(Extracted data entries)

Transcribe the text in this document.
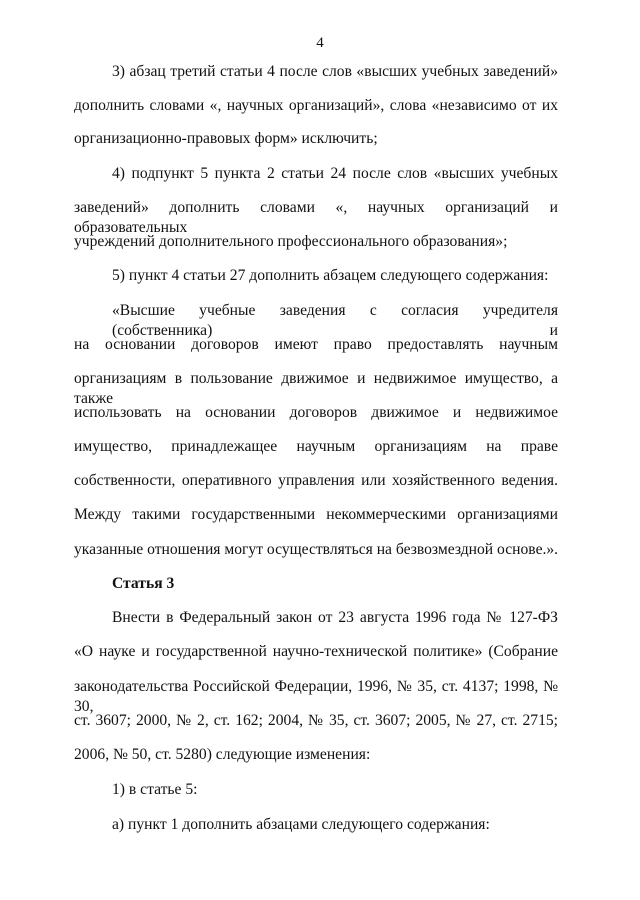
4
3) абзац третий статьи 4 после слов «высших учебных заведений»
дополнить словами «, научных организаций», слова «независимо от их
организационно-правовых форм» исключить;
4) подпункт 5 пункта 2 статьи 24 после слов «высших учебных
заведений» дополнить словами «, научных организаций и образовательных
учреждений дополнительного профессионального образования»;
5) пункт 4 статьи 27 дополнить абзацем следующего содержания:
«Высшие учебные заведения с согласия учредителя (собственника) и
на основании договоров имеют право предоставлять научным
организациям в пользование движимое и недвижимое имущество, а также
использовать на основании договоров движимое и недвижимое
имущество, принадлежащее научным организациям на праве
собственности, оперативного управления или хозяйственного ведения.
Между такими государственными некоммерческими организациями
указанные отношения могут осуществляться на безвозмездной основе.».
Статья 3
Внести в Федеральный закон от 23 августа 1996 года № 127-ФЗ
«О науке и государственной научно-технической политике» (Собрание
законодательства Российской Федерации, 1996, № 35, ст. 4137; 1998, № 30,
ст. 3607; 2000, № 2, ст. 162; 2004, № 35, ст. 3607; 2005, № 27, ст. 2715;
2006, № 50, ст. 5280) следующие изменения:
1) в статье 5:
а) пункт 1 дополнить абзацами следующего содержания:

● **Directive**:
Scan the entries above and work out how many lines include the word "недвижимое"; the reply is that number alone.

● **Output for this exercise**:
2